REQUEST:
Search the records below for the word "color" and show every line where it occurs.

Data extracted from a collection
--------------------------------------------------
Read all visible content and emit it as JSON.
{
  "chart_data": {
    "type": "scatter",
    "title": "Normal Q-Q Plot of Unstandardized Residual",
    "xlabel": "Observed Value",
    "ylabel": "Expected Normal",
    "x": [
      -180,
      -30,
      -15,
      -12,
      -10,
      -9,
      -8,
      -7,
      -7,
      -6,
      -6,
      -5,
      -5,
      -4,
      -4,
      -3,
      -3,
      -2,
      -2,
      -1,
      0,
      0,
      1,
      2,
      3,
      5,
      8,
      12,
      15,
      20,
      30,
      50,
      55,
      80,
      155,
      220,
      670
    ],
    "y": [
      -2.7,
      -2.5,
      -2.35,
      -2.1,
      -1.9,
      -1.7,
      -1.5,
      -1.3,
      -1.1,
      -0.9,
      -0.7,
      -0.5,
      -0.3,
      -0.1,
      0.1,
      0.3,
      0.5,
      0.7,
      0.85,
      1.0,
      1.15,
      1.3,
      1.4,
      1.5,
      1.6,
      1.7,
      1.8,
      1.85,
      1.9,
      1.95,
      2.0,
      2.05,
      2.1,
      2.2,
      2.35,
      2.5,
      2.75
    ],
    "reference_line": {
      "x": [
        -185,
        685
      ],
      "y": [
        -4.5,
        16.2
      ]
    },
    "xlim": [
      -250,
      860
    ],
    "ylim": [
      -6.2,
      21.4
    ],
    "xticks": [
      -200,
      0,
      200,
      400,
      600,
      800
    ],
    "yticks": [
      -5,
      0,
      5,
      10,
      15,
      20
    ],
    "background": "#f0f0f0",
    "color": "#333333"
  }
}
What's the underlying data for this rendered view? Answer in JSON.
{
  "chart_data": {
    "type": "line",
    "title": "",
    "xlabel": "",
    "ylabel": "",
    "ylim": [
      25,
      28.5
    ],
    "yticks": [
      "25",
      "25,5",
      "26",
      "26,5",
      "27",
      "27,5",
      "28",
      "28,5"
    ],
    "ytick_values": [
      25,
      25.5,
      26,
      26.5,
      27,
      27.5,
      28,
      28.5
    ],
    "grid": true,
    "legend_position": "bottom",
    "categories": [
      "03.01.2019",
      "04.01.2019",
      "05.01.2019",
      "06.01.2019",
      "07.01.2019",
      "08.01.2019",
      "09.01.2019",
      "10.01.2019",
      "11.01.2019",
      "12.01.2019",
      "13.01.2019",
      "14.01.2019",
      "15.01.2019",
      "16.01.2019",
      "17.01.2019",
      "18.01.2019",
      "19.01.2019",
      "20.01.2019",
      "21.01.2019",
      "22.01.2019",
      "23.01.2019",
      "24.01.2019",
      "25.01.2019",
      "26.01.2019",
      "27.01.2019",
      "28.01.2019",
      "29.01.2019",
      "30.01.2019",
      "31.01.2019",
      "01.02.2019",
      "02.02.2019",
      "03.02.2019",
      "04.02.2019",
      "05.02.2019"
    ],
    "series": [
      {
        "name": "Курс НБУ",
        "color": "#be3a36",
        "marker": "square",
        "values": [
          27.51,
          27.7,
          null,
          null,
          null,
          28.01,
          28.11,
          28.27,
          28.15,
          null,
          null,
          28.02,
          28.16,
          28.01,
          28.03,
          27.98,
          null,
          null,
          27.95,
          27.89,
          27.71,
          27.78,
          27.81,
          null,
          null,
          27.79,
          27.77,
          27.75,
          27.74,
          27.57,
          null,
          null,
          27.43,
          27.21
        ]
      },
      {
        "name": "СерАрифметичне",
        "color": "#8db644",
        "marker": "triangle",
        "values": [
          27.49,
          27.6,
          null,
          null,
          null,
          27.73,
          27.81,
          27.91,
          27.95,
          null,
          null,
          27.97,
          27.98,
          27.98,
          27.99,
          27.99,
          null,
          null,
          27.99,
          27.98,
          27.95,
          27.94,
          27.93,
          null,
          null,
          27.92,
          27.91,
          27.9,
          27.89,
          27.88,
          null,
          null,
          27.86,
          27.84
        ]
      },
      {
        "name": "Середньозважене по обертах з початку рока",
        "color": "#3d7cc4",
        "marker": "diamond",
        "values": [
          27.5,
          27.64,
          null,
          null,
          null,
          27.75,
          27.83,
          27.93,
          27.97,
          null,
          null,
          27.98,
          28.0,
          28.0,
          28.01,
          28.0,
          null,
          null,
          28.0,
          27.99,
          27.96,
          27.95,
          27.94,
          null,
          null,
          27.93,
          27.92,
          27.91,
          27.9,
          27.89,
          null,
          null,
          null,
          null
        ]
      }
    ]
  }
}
--------------------------------------------------
FULL RESPONSE:
    "color": "#333333"
        "color": "#be3a36",
        "color": "#8db644",
        "color": "#3d7cc4",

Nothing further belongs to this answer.